-------- RECORDS --------

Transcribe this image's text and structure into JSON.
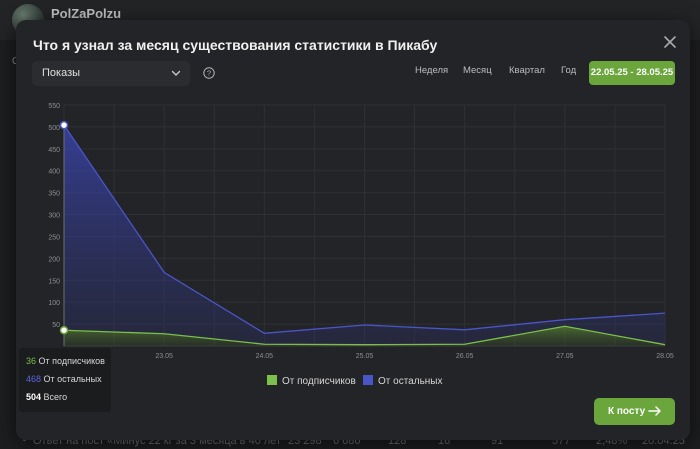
{
  "background": {
    "username": "PolZaPolzu",
    "left_mark": "О",
    "row": {
      "title": "Ответ на пост «Минус 22 кг за 3 месяца в 40 лет",
      "values": [
        "23 298",
        "6 686",
        "128",
        "16",
        "91",
        "577",
        "2,48%",
        "20.04.25"
      ]
    }
  },
  "modal": {
    "title": "Что я узнал за месяц существования статистики в Пикабу",
    "metric_select": "Показы",
    "periods": [
      "Неделя",
      "Месяц",
      "Квартал",
      "Год"
    ],
    "date_range": "22.05.25 - 28.05.25",
    "cta_label": "К посту"
  },
  "colors": {
    "accent": "#6aa63c",
    "subscribers": "#7cbf4a",
    "others": "#4a55c9"
  },
  "tooltip": {
    "subs_value": "36",
    "subs_label": "От подписчиков",
    "others_value": "468",
    "others_label": "От остальных",
    "total_value": "504",
    "total_label": "Всего"
  },
  "legend": {
    "subscribers": "От подписчиков",
    "others": "От остальных"
  },
  "chart_data": {
    "type": "area",
    "categories": [
      "22.05",
      "23.05",
      "24.05",
      "25.05",
      "26.05",
      "27.05",
      "28.05"
    ],
    "y_ticks": [
      50,
      100,
      150,
      200,
      250,
      300,
      350,
      400,
      450,
      500,
      550
    ],
    "ylim": [
      0,
      550
    ],
    "stacked": true,
    "grid": true,
    "legend_position": "bottom",
    "series": [
      {
        "name": "От подписчиков",
        "values": [
          36,
          28,
          4,
          3,
          4,
          45,
          3
        ]
      },
      {
        "name": "От остальных",
        "values": [
          468,
          140,
          25,
          45,
          33,
          15,
          72
        ]
      }
    ],
    "totals": [
      504,
      168,
      29,
      48,
      37,
      60,
      75
    ]
  }
}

--------

REQUIRED TASK ->
Transcribe the records above exactly, omitting every picture they contain.

PROBLEM SOLUTION ->
Transcribe this image's text and structure into JSON.
{
  "background": {
    "username": "PolZaPolzu",
    "left_mark": "О",
    "row": {
      "title": "Ответ на пост «Минус 22 кг за 3 месяца в 40 лет",
      "values": [
        "23 298",
        "6 686",
        "128",
        "16",
        "91",
        "577",
        "2,48%",
        "20.04.25"
      ]
    }
  },
  "modal": {
    "title": "Что я узнал за месяц существования статистики в Пикабу",
    "metric_select": "Показы",
    "periods": [
      "Неделя",
      "Месяц",
      "Квартал",
      "Год"
    ],
    "date_range": "22.05.25 - 28.05.25",
    "cta_label": "К посту"
  },
  "colors": {
    "accent": "#6aa63c",
    "subscribers": "#7cbf4a",
    "others": "#4a55c9"
  },
  "tooltip": {
    "subs_value": "36",
    "subs_label": "От подписчиков",
    "others_value": "468",
    "others_label": "От остальных",
    "total_value": "504",
    "total_label": "Всего"
  },
  "legend": {
    "subscribers": "От подписчиков",
    "others": "От остальных"
  },
  "chart_data": {
    "type": "area",
    "categories": [
      "22.05",
      "23.05",
      "24.05",
      "25.05",
      "26.05",
      "27.05",
      "28.05"
    ],
    "y_ticks": [
      50,
      100,
      150,
      200,
      250,
      300,
      350,
      400,
      450,
      500,
      550
    ],
    "ylim": [
      0,
      550
    ],
    "stacked": true,
    "grid": true,
    "legend_position": "bottom",
    "series": [
      {
        "name": "От подписчиков",
        "values": [
          36,
          28,
          4,
          3,
          4,
          45,
          3
        ]
      },
      {
        "name": "От остальных",
        "values": [
          468,
          140,
          25,
          45,
          33,
          15,
          72
        ]
      }
    ],
    "totals": [
      504,
      168,
      29,
      48,
      37,
      60,
      75
    ]
  }
}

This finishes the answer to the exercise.